▶ [Challenge] Retype the whole listing verbatim and keep the pictures out of it.

▶ [Material for the task]

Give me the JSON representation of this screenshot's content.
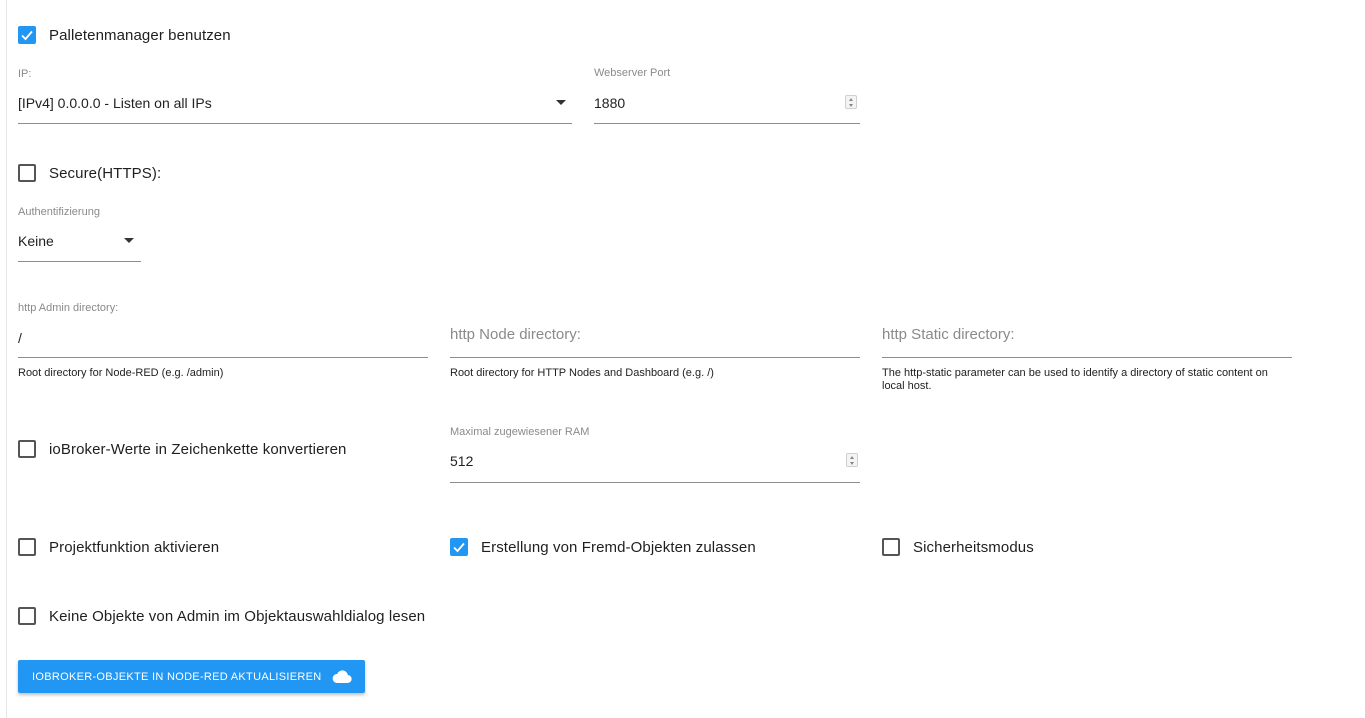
{
  "colors": {
    "accent": "#2196f3"
  },
  "palette_manager": {
    "label": "Palletenmanager benutzen",
    "checked": true
  },
  "ip": {
    "label": "IP:",
    "value": "[IPv4] 0.0.0.0 - Listen on all IPs"
  },
  "port": {
    "label": "Webserver Port",
    "value": "1880"
  },
  "secure": {
    "label": "Secure(HTTPS):",
    "checked": false
  },
  "auth": {
    "label": "Authentifizierung",
    "value": "Keine"
  },
  "admin_dir": {
    "label": "http Admin directory:",
    "value": "/",
    "helper": "Root directory for Node-RED (e.g. /admin)"
  },
  "node_dir": {
    "placeholder": "http Node directory:",
    "helper": "Root directory for HTTP Nodes and Dashboard (e.g. /)"
  },
  "static_dir": {
    "placeholder": "http Static directory:",
    "helper": "The http-static parameter can be used to identify a directory of static content on local host."
  },
  "convert_values": {
    "label": "ioBroker-Werte in Zeichenkette konvertieren",
    "checked": false
  },
  "max_ram": {
    "label": "Maximal zugewiesener RAM",
    "value": "512"
  },
  "project": {
    "label": "Projektfunktion aktivieren",
    "checked": false
  },
  "foreign_objects": {
    "label": "Erstellung von Fremd-Objekten zulassen",
    "checked": true
  },
  "safe_mode": {
    "label": "Sicherheitsmodus",
    "checked": false
  },
  "no_admin_objects": {
    "label": "Keine Objekte von Admin im Objektauswahldialog lesen",
    "checked": false
  },
  "update_button": {
    "label": "IOBROKER-OBJEKTE IN NODE-RED AKTUALISIEREN",
    "icon": "cloud-icon"
  }
}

▶ [Worked answer]
Give me the JSON representation of this screenshot's content.
{
  "colors": {
    "accent": "#2196f3"
  },
  "palette_manager": {
    "label": "Palletenmanager benutzen",
    "checked": true
  },
  "ip": {
    "label": "IP:",
    "value": "[IPv4] 0.0.0.0 - Listen on all IPs"
  },
  "port": {
    "label": "Webserver Port",
    "value": "1880"
  },
  "secure": {
    "label": "Secure(HTTPS):",
    "checked": false
  },
  "auth": {
    "label": "Authentifizierung",
    "value": "Keine"
  },
  "admin_dir": {
    "label": "http Admin directory:",
    "value": "/",
    "helper": "Root directory for Node-RED (e.g. /admin)"
  },
  "node_dir": {
    "placeholder": "http Node directory:",
    "helper": "Root directory for HTTP Nodes and Dashboard (e.g. /)"
  },
  "static_dir": {
    "placeholder": "http Static directory:",
    "helper": "The http-static parameter can be used to identify a directory of static content on local host."
  },
  "convert_values": {
    "label": "ioBroker-Werte in Zeichenkette konvertieren",
    "checked": false
  },
  "max_ram": {
    "label": "Maximal zugewiesener RAM",
    "value": "512"
  },
  "project": {
    "label": "Projektfunktion aktivieren",
    "checked": false
  },
  "foreign_objects": {
    "label": "Erstellung von Fremd-Objekten zulassen",
    "checked": true
  },
  "safe_mode": {
    "label": "Sicherheitsmodus",
    "checked": false
  },
  "no_admin_objects": {
    "label": "Keine Objekte von Admin im Objektauswahldialog lesen",
    "checked": false
  },
  "update_button": {
    "label": "IOBROKER-OBJEKTE IN NODE-RED AKTUALISIEREN",
    "icon": "cloud-icon"
  }
}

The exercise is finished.